_Problem requirements_
How many lines in the records below hold the string "horizontal"? Please answer with the number and nothing more.

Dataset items

►

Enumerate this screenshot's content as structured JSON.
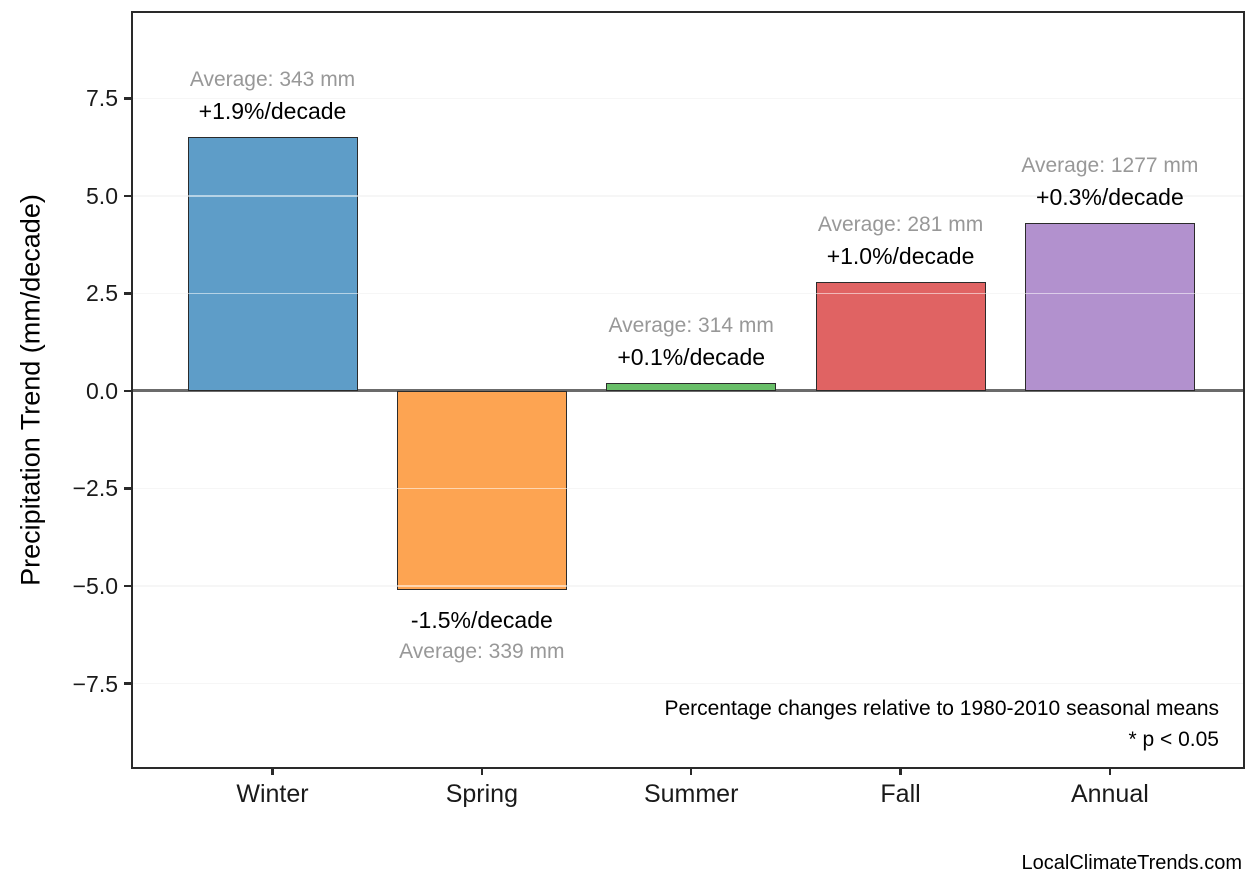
{
  "chart_data": {
    "type": "bar",
    "title": "",
    "xlabel": "",
    "ylabel": "Precipitation Trend (mm/decade)",
    "categories": [
      "Winter",
      "Spring",
      "Summer",
      "Fall",
      "Annual"
    ],
    "values": [
      6.5,
      -5.1,
      0.2,
      2.8,
      4.3
    ],
    "values_unit": "mm/decade",
    "averages_mm": [
      343,
      339,
      314,
      281,
      1277
    ],
    "trends_pct_per_decade": [
      "+1.9",
      "-1.5",
      "+0.1",
      "+1.0",
      "+0.3"
    ],
    "bar_labels": [
      {
        "average": "Average: 343 mm",
        "trend": "+1.9%/decade"
      },
      {
        "average": "Average: 339 mm",
        "trend": "-1.5%/decade"
      },
      {
        "average": "Average: 314 mm",
        "trend": "+0.1%/decade"
      },
      {
        "average": "Average: 281 mm",
        "trend": "+1.0%/decade"
      },
      {
        "average": "Average: 1277 mm",
        "trend": "+0.3%/decade"
      }
    ],
    "bar_colors": [
      "#5E9DC8",
      "#FDA452",
      "#68BE68",
      "#E06363",
      "#B291CE"
    ],
    "bar_edge_color": "#2b2b2b",
    "yticks": [
      7.5,
      5.0,
      2.5,
      0.0,
      -2.5,
      -5.0,
      -7.5
    ],
    "ytick_labels": [
      "7.5",
      "5.0",
      "2.5",
      "0.0",
      "−2.5",
      "−5.0",
      "−7.5"
    ],
    "ylim": [
      -9.64,
      9.69
    ],
    "grid": "horizontal gridlines at y ticks, drawn over bars",
    "legend": "none",
    "zero_line_color": "#6b6b6b",
    "annotations": [
      "Percentage changes relative to 1980-2010 seasonal means",
      "* p < 0.05"
    ]
  },
  "footer": {
    "watermark": "LocalClimateTrends.com"
  }
}
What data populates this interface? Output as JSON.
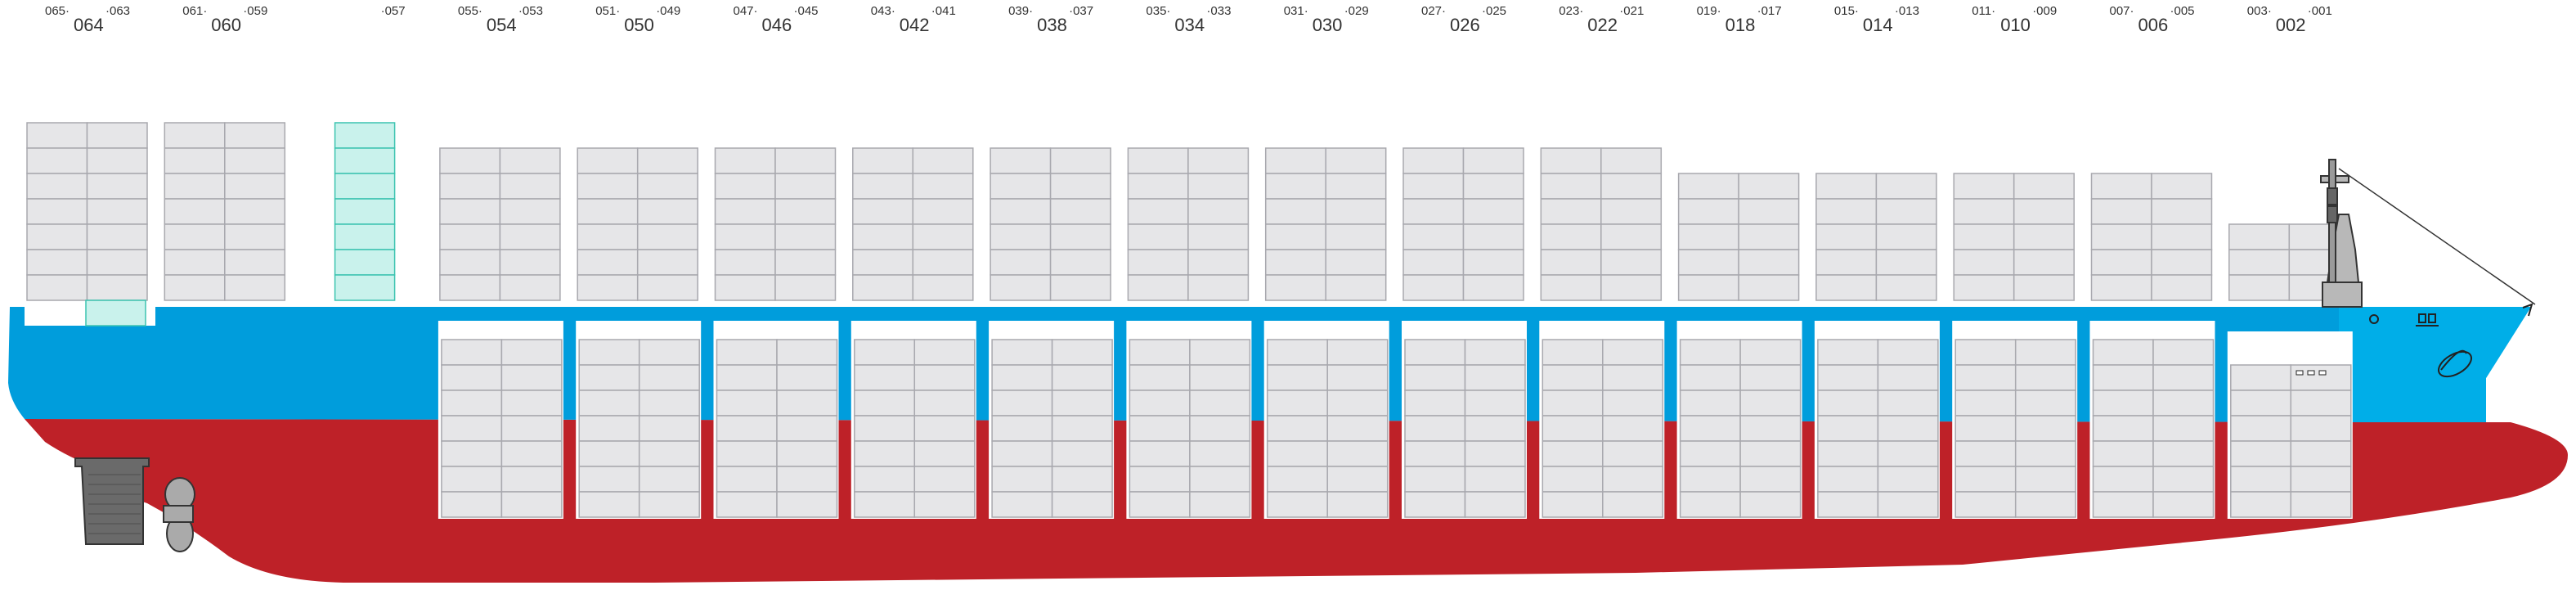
{
  "colors": {
    "hull_red": "#be2128",
    "topside_blue": "#009ddc",
    "bow_blue": "#00aee8",
    "container_fill": "#e6e6e8",
    "container_stroke": "#a8a8ae",
    "highlight_fill": "#c9f2ec",
    "highlight_stroke": "#3cc3b0",
    "hatch_white": "#ffffff",
    "rudder_gray": "#6a6a6a",
    "propeller_gray": "#aaaaaa",
    "bridge_gray": "#b8b8b8"
  },
  "bays": [
    {
      "bay": "064",
      "left": "065",
      "right": "063",
      "deck_tiers": 7,
      "deck_selected": false,
      "hold_tiers": 0,
      "hold_selected_cells": 1
    },
    {
      "bay": "060",
      "left": "061",
      "right": "059",
      "deck_tiers": 7,
      "deck_selected": false,
      "hold_tiers": 0,
      "hold_selected_cells": 0
    },
    {
      "bay": "",
      "left": "",
      "right": "057",
      "deck_tiers": 7,
      "deck_selected": true,
      "hold_tiers": 0,
      "hold_selected_cells": 0,
      "single_column": true
    },
    {
      "bay": "054",
      "left": "055",
      "right": "053",
      "deck_tiers": 6,
      "deck_selected": false,
      "hold_tiers": 7,
      "hold_selected_cells": 0
    },
    {
      "bay": "050",
      "left": "051",
      "right": "049",
      "deck_tiers": 6,
      "deck_selected": false,
      "hold_tiers": 7,
      "hold_selected_cells": 0
    },
    {
      "bay": "046",
      "left": "047",
      "right": "045",
      "deck_tiers": 6,
      "deck_selected": false,
      "hold_tiers": 7,
      "hold_selected_cells": 0
    },
    {
      "bay": "042",
      "left": "043",
      "right": "041",
      "deck_tiers": 6,
      "deck_selected": false,
      "hold_tiers": 7,
      "hold_selected_cells": 0
    },
    {
      "bay": "038",
      "left": "039",
      "right": "037",
      "deck_tiers": 6,
      "deck_selected": false,
      "hold_tiers": 7,
      "hold_selected_cells": 0
    },
    {
      "bay": "034",
      "left": "035",
      "right": "033",
      "deck_tiers": 6,
      "deck_selected": false,
      "hold_tiers": 7,
      "hold_selected_cells": 0
    },
    {
      "bay": "030",
      "left": "031",
      "right": "029",
      "deck_tiers": 6,
      "deck_selected": false,
      "hold_tiers": 7,
      "hold_selected_cells": 0
    },
    {
      "bay": "026",
      "left": "027",
      "right": "025",
      "deck_tiers": 6,
      "deck_selected": false,
      "hold_tiers": 7,
      "hold_selected_cells": 0
    },
    {
      "bay": "022",
      "left": "023",
      "right": "021",
      "deck_tiers": 6,
      "deck_selected": false,
      "hold_tiers": 7,
      "hold_selected_cells": 0
    },
    {
      "bay": "018",
      "left": "019",
      "right": "017",
      "deck_tiers": 5,
      "deck_selected": false,
      "hold_tiers": 7,
      "hold_selected_cells": 0
    },
    {
      "bay": "014",
      "left": "015",
      "right": "013",
      "deck_tiers": 5,
      "deck_selected": false,
      "hold_tiers": 7,
      "hold_selected_cells": 0
    },
    {
      "bay": "010",
      "left": "011",
      "right": "009",
      "deck_tiers": 5,
      "deck_selected": false,
      "hold_tiers": 7,
      "hold_selected_cells": 0
    },
    {
      "bay": "006",
      "left": "007",
      "right": "005",
      "deck_tiers": 5,
      "deck_selected": false,
      "hold_tiers": 7,
      "hold_selected_cells": 0
    },
    {
      "bay": "002",
      "left": "003",
      "right": "001",
      "deck_tiers": 3,
      "deck_selected": false,
      "hold_tiers": 6,
      "hold_selected_cells": 0
    }
  ]
}
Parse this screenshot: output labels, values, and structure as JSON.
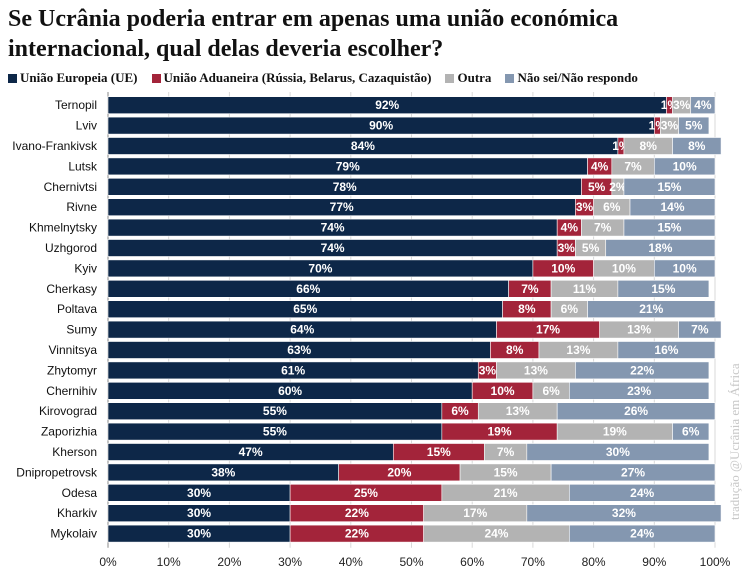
{
  "chart_data": {
    "type": "bar",
    "orientation": "horizontal",
    "stacked": true,
    "title": "Se Ucrânia poderia entrar em apenas uma união económica internacional, qual delas deveria escolher?",
    "legend_position": "top",
    "xlim": [
      0,
      100
    ],
    "x_ticks": [
      "0%",
      "10%",
      "20%",
      "30%",
      "40%",
      "50%",
      "60%",
      "70%",
      "80%",
      "90%",
      "100%"
    ],
    "grid": true,
    "categories": [
      "Ternopil",
      "Lviv",
      "Ivano-Frankivsk",
      "Lutsk",
      "Chernivtsi",
      "Rivne",
      "Khmelnytsky",
      "Uzhgorod",
      "Kyiv",
      "Cherkasy",
      "Poltava",
      "Sumy",
      "Vinnitsya",
      "Zhytomyr",
      "Chernihiv",
      "Kirovograd",
      "Zaporizhia",
      "Kherson",
      "Dnipropetrovsk",
      "Odesa",
      "Kharkiv",
      "Mykolaiv"
    ],
    "series": [
      {
        "name": "União Europeia (UE)",
        "color": "#0d2748",
        "values": [
          92,
          90,
          84,
          79,
          78,
          77,
          74,
          74,
          70,
          66,
          65,
          64,
          63,
          61,
          60,
          55,
          55,
          47,
          38,
          30,
          30,
          30
        ]
      },
      {
        "name": "União Aduaneira (Rússia, Belarus, Cazaquistão)",
        "color": "#a3243a",
        "values": [
          1,
          1,
          1,
          4,
          5,
          3,
          4,
          3,
          10,
          7,
          8,
          17,
          8,
          3,
          10,
          6,
          19,
          15,
          20,
          25,
          22,
          22
        ]
      },
      {
        "name": "Outra",
        "color": "#b3b3b3",
        "values": [
          3,
          3,
          8,
          7,
          2,
          6,
          7,
          5,
          10,
          11,
          6,
          13,
          13,
          13,
          6,
          13,
          19,
          7,
          15,
          21,
          17,
          24
        ]
      },
      {
        "name": "Não sei/Não respondo",
        "color": "#8497b0",
        "values": [
          4,
          5,
          8,
          10,
          15,
          14,
          15,
          18,
          10,
          15,
          21,
          7,
          16,
          22,
          23,
          26,
          6,
          30,
          27,
          24,
          32,
          24
        ]
      }
    ]
  },
  "credit": "tradução @Ucrânia em África"
}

◄

_Expected answer_
2